MATERIAL FOR THE TASK:

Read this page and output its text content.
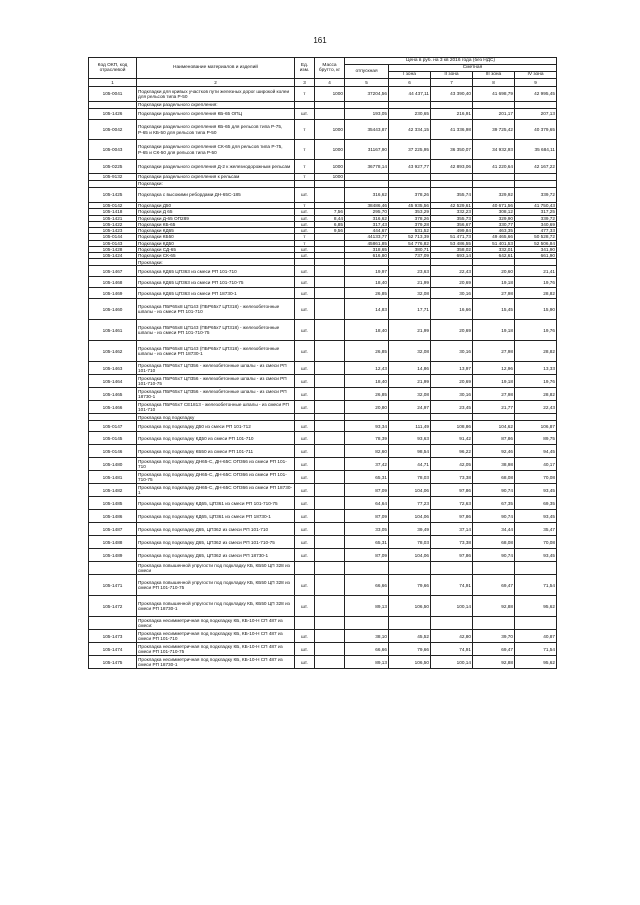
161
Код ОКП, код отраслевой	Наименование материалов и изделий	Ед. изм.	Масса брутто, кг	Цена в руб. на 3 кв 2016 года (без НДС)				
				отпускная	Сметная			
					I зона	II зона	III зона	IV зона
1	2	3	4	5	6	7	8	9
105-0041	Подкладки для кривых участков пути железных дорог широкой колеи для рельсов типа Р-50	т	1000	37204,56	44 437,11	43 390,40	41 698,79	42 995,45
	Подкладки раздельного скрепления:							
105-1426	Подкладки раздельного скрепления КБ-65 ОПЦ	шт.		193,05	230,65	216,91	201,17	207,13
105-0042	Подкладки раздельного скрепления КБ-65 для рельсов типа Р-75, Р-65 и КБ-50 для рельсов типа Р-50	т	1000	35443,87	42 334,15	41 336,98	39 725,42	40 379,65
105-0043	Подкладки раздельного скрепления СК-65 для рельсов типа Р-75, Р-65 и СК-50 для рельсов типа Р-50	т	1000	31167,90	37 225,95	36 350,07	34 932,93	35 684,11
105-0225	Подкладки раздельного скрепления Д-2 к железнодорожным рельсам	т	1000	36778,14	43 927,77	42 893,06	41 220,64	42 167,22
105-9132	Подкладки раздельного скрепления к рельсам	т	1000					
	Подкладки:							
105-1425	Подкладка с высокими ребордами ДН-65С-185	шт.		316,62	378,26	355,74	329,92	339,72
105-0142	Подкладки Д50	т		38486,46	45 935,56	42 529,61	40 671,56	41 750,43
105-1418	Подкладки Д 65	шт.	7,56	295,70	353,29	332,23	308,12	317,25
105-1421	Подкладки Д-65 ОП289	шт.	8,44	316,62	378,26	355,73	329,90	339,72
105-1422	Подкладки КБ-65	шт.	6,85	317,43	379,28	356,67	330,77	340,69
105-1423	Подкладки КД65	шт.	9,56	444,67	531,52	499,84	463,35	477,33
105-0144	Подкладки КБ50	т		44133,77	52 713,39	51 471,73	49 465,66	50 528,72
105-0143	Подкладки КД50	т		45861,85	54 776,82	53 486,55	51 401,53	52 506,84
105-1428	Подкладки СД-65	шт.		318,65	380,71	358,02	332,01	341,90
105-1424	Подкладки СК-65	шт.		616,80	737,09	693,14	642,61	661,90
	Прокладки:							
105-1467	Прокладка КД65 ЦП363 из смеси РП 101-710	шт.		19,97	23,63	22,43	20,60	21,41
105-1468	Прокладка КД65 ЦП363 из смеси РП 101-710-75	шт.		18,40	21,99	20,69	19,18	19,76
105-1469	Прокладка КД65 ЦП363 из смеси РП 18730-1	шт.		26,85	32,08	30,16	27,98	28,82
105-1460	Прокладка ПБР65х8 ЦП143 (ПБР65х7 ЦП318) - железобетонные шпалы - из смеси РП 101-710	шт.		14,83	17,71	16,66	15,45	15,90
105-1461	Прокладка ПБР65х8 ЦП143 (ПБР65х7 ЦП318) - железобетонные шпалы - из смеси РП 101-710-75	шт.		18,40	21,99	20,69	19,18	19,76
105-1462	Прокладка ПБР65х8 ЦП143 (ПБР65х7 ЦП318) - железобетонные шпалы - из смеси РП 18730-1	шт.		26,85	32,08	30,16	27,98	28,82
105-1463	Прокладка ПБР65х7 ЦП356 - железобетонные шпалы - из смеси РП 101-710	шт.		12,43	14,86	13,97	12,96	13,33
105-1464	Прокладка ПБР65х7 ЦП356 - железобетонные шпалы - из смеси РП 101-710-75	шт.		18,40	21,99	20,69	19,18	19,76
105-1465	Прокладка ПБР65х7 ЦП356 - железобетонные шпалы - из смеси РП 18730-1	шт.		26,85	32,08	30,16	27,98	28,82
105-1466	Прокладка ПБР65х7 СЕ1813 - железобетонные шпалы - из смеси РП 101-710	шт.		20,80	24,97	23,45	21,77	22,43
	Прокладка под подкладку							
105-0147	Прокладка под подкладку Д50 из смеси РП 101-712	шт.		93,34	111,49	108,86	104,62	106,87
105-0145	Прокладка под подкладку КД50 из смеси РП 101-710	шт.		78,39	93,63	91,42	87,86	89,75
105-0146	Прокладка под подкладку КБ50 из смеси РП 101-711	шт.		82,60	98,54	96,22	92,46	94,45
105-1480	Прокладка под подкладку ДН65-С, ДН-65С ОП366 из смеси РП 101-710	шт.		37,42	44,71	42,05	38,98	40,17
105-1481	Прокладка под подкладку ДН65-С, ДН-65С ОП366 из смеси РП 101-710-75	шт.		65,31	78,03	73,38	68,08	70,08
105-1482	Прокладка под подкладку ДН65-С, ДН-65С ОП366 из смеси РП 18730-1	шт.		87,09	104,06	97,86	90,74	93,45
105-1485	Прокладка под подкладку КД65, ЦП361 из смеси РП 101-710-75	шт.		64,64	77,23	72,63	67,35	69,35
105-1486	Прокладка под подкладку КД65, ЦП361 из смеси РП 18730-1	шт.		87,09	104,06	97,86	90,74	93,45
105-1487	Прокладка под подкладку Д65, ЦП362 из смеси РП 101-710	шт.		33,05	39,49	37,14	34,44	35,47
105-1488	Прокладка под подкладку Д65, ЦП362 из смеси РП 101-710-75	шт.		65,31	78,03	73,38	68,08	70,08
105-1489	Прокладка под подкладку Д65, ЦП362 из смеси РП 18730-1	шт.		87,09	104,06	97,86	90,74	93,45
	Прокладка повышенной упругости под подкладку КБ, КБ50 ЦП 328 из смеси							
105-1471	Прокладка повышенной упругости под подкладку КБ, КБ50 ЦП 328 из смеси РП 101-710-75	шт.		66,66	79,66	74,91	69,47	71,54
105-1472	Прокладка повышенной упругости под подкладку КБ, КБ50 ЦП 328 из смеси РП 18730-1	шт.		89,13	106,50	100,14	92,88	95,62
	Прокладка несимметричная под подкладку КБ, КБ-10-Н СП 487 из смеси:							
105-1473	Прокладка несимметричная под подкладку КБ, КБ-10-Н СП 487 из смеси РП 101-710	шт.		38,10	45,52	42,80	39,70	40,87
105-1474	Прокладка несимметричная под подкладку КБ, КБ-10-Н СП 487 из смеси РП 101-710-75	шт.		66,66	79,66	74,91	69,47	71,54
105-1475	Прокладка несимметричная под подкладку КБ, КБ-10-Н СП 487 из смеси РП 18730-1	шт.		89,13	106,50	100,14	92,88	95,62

* * *

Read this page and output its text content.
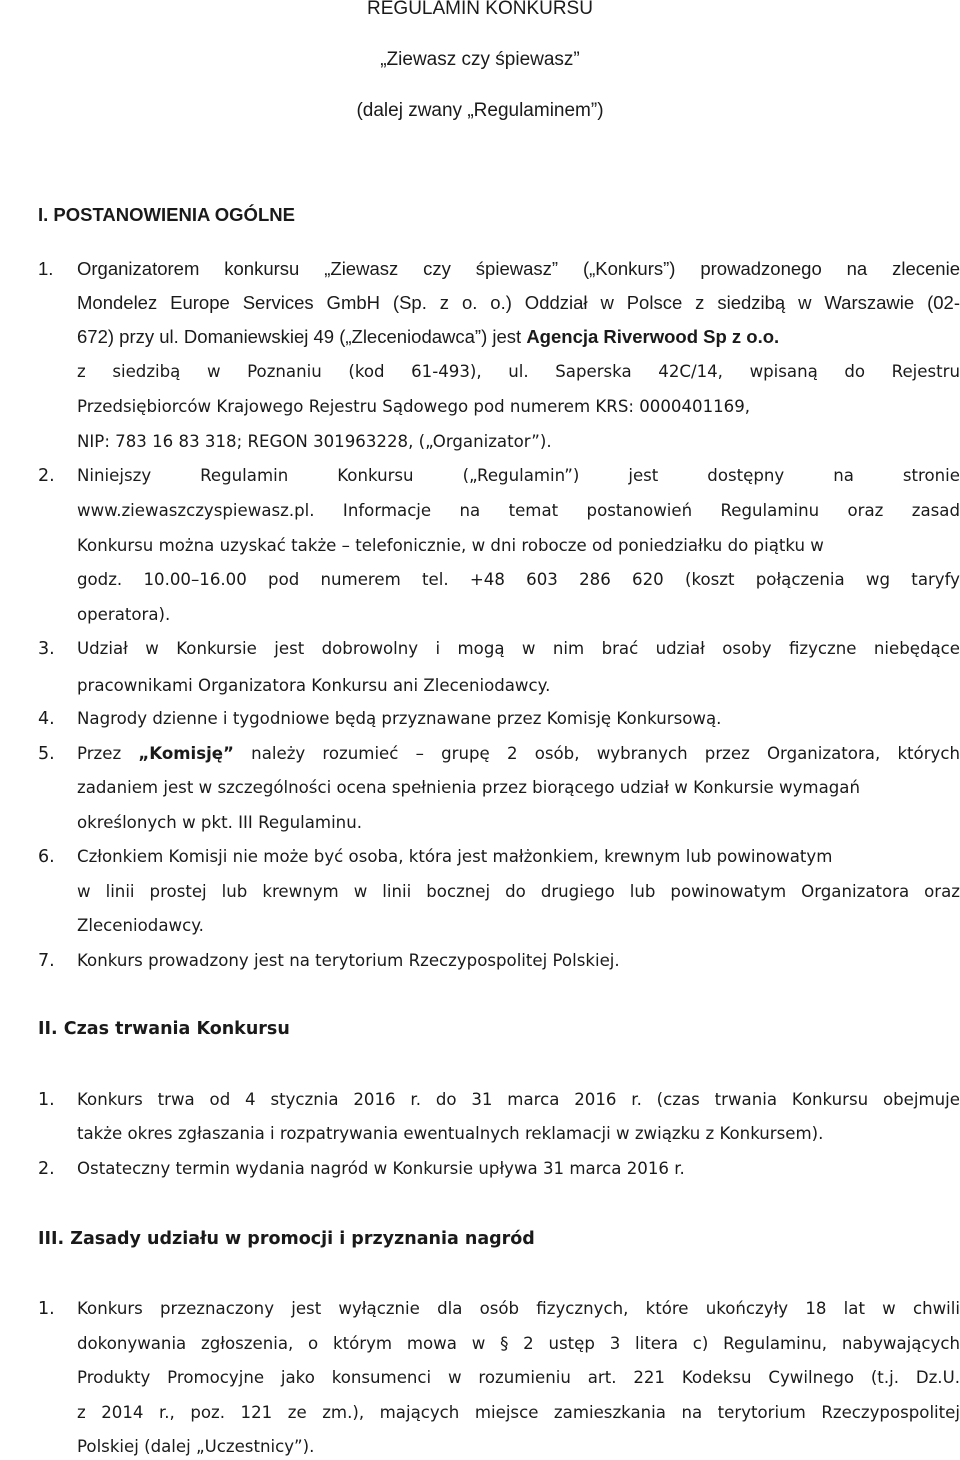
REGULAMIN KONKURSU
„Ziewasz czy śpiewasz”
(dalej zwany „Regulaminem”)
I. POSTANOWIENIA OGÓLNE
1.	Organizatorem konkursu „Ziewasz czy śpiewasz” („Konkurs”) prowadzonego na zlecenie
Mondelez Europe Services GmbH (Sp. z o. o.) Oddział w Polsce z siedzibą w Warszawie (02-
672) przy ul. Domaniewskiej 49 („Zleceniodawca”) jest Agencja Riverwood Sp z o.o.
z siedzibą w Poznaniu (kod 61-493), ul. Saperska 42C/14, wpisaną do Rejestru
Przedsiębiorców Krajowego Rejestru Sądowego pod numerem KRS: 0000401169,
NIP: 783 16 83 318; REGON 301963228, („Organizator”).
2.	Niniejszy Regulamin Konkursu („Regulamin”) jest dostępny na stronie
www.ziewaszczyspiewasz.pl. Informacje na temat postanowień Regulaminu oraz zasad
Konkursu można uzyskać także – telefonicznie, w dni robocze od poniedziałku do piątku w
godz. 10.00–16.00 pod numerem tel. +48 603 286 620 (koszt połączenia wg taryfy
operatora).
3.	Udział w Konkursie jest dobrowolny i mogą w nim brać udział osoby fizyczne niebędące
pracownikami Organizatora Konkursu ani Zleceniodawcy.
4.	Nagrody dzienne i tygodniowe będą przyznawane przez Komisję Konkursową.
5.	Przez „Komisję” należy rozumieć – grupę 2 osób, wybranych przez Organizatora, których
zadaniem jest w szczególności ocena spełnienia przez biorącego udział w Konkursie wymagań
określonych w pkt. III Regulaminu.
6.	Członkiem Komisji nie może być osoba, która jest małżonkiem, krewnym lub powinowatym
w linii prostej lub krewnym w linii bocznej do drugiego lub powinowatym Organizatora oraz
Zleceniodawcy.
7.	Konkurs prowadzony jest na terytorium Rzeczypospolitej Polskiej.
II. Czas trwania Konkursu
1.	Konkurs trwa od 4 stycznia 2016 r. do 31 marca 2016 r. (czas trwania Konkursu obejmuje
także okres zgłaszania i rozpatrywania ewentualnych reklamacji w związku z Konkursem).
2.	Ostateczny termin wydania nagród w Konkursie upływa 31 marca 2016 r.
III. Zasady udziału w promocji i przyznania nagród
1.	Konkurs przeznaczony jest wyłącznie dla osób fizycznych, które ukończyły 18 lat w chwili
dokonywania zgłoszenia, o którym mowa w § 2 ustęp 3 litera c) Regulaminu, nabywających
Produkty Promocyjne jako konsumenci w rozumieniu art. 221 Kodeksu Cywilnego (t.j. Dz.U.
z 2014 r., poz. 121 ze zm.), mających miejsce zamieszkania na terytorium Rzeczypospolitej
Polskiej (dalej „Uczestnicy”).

--

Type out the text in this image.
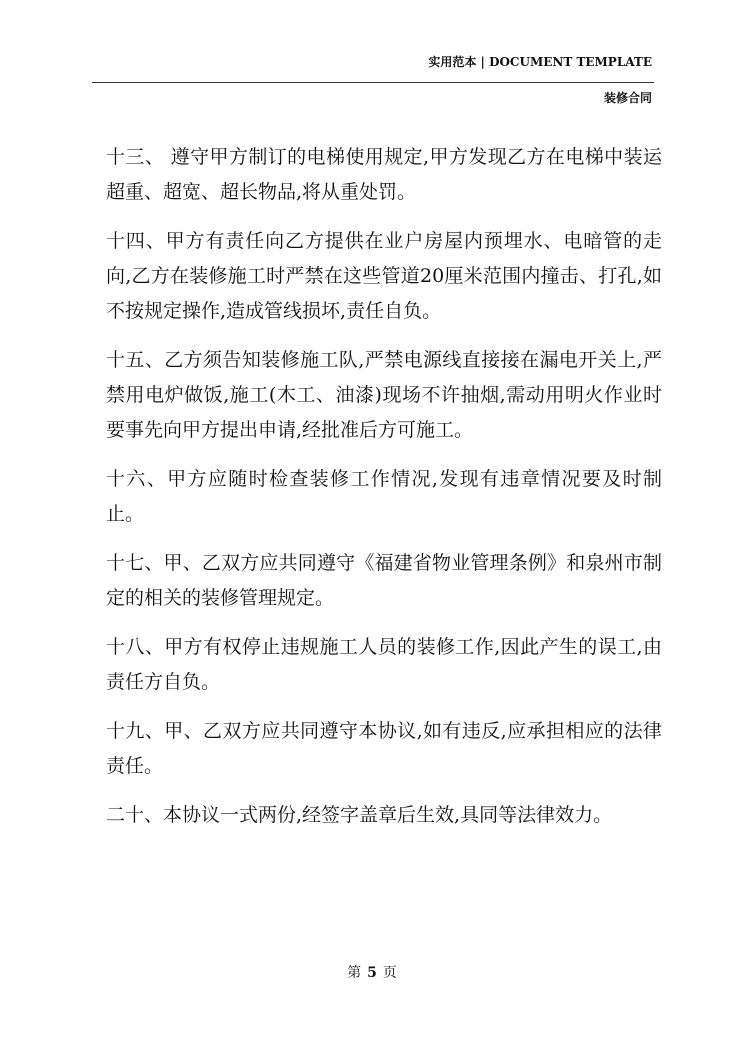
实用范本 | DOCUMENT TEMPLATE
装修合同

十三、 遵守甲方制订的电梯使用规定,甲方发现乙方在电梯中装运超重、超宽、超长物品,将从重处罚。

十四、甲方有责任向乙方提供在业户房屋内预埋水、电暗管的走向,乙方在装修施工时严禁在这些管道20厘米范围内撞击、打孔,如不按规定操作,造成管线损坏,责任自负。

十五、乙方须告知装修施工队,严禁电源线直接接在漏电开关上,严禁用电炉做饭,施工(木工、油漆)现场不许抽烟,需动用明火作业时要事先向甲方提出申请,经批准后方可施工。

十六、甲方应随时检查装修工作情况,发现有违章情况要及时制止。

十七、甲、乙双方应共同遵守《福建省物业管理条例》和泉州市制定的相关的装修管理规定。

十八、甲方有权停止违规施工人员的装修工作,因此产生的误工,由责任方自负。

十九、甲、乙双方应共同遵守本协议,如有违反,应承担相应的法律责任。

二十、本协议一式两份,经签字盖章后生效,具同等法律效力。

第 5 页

PROBLEM REQUIREMENTS:
Extract every line of the records above that contains the word "Regulaminu".

SOLVED PROBLEM:
www.ziewaszczyspiewasz.pl. Informacje na temat postanowień Regulaminu oraz zasad
określonych w pkt. III Regulaminu.
dokonywania zgłoszenia, o którym mowa w § 2 ustęp 3 litera c) Regulaminu, nabywających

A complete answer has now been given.